Question

calculate the average velocity of the particle whose position vector changes from r1=5î+3j r2= t2î-3j in a time 5 sec

Answer 1

Average Velocity is defined as:

$v_{avg} = \frac{Displacement}{Time}$

We need to find the displacement.

$\text{Initial Position}=\vec{r_1}=5\hat{\imath}+6\hat{\jmath} \\ \\ \text{Final Position}=\vec{r_2}=2\hat{\imath}+3\hat{\jmath} \\ \\ \text{Time}=t=5 \, \, s$

Displacement is given by

$\text{Displacement = Final Position - Initial Position}$

Here, the displacement vector becomes:

$\vec{r} = \vec{r_2}-\vec{r_1} \\ \\ \implies \vec{r} = (2\hat{\imath}+3\hat{\jmath})-(5\hat{\imath}+6\hat{\jmath})\\ \\ \implies \vec{r}=-3\hat{\imath}-3\hat{\jmath} \\ \\ \implies \vec{r} = -3(\hat{\imath}+\hat{\jmath})$

The magnitude of displacement is:

$|\,\vec{r}\, |=3 \sqrt{1^2+1^2} \\ \\ \implies r = 3\sqrt{2}$

So, now average velocity simply becomes:

$v_{avg}=\frac{r}{t} \\ \\ \\ \implies \boxed{\bold{v_{avg} = \frac{3\sqrt{2}}{5} \, \, m/s}}$

Answer 2

yes that is correct answer

** EXCERPTED DATA **
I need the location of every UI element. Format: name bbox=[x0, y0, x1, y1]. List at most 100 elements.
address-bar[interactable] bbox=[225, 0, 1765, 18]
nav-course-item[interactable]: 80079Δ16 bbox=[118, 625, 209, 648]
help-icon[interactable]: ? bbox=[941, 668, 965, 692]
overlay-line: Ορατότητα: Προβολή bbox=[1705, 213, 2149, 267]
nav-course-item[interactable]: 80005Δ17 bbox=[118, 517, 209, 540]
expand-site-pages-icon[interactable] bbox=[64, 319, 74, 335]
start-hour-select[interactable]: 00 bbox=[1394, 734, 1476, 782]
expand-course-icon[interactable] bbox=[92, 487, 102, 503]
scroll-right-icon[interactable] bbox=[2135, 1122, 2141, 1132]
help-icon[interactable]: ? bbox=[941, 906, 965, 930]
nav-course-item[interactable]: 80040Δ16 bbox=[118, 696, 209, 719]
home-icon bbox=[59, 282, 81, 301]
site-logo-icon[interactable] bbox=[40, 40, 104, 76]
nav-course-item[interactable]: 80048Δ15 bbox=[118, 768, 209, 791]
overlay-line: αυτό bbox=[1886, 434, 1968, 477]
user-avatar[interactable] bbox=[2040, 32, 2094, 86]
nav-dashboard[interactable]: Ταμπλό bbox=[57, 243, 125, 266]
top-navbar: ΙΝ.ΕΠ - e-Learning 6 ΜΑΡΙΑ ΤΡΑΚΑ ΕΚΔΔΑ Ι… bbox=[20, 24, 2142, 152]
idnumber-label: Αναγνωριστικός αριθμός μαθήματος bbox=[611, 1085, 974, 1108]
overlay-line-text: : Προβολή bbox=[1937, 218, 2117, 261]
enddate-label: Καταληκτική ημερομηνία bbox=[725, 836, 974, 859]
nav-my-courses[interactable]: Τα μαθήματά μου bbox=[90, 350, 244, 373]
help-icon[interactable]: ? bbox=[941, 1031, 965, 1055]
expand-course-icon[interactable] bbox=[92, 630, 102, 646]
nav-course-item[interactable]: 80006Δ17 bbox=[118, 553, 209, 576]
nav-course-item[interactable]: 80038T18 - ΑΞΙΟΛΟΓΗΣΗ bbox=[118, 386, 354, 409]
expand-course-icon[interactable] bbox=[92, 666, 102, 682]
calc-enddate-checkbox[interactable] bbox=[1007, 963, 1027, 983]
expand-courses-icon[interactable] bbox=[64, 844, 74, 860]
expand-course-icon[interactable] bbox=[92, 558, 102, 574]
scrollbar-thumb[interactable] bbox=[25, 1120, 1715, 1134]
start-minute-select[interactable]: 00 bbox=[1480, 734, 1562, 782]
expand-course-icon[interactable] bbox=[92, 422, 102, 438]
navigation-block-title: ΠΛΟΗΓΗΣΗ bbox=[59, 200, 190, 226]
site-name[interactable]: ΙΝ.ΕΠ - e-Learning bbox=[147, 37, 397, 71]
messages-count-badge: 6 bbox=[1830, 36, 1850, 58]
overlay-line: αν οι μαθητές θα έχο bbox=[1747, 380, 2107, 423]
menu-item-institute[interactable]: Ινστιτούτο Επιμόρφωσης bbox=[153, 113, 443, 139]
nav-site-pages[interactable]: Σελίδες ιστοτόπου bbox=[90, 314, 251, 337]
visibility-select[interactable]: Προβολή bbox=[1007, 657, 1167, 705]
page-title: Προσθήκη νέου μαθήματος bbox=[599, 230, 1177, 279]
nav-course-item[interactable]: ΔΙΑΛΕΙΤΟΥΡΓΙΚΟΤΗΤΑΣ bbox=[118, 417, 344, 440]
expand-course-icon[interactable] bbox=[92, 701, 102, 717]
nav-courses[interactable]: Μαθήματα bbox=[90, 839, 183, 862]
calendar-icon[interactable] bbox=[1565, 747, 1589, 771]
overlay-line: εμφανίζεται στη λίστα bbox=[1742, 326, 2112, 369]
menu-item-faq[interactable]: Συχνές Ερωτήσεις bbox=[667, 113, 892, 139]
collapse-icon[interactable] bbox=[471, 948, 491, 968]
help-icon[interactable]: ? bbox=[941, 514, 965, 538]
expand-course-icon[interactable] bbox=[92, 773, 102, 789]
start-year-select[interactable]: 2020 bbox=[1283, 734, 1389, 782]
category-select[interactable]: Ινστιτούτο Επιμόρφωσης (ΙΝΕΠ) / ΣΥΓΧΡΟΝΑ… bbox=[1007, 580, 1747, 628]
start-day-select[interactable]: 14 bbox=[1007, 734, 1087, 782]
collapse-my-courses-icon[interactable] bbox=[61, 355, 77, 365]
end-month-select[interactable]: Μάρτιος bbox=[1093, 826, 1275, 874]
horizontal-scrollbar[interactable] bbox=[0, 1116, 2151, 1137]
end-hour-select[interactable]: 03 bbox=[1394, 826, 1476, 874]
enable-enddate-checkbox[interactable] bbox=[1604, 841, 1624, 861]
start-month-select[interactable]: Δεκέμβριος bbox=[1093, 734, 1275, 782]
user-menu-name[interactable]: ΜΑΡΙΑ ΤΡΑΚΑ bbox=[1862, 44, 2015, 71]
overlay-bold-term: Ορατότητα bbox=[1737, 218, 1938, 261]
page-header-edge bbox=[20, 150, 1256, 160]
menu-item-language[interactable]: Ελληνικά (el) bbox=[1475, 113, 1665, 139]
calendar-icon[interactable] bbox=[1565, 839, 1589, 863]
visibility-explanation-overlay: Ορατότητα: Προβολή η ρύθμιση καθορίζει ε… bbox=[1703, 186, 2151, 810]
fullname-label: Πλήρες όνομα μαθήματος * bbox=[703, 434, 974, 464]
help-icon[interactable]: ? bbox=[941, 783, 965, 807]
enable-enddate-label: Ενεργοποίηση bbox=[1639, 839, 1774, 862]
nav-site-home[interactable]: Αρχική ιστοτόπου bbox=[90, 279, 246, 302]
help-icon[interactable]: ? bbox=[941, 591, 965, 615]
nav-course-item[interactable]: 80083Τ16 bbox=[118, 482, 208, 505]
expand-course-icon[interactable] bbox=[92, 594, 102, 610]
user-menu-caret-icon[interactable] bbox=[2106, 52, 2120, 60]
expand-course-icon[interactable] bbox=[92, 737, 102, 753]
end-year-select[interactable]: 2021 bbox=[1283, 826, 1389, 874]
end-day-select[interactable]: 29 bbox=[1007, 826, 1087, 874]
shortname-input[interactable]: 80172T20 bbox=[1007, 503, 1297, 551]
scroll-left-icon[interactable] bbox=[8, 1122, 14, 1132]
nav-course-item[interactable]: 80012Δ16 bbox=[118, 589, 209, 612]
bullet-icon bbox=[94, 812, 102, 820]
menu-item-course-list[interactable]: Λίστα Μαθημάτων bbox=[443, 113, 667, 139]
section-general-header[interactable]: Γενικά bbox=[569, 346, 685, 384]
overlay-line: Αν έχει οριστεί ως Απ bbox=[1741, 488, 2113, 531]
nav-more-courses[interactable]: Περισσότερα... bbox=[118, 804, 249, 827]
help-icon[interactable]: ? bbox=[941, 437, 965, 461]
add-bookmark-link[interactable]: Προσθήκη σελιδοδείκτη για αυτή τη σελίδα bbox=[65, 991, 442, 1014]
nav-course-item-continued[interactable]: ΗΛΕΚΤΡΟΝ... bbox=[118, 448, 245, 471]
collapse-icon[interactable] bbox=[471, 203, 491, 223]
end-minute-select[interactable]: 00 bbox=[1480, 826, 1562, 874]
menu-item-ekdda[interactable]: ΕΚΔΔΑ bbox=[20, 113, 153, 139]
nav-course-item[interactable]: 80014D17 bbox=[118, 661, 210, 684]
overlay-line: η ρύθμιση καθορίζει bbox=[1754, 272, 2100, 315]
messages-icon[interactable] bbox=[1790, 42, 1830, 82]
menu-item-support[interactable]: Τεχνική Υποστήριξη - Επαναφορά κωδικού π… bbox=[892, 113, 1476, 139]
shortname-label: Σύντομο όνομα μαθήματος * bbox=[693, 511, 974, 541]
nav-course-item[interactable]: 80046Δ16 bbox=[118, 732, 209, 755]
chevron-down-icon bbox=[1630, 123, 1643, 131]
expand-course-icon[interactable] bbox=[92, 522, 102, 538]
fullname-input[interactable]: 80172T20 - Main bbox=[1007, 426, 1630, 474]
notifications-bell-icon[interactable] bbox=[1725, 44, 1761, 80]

** GIVEN PROBLEM **
Could you reproduce, word for word, the passage of the average velocity thread starting at "calculate the average" and ending at "find the displacement."?

** SOLUTION FOR THIS TASK **
calculate the average velocity of the particle whose position vector changes from r1=5î+3j r2= t2î-3j in a time 5 sec

Answer 1

Average Velocity is defined as:

$v_{avg} = \frac{Displacement}{Time}$

We need to find the displacement.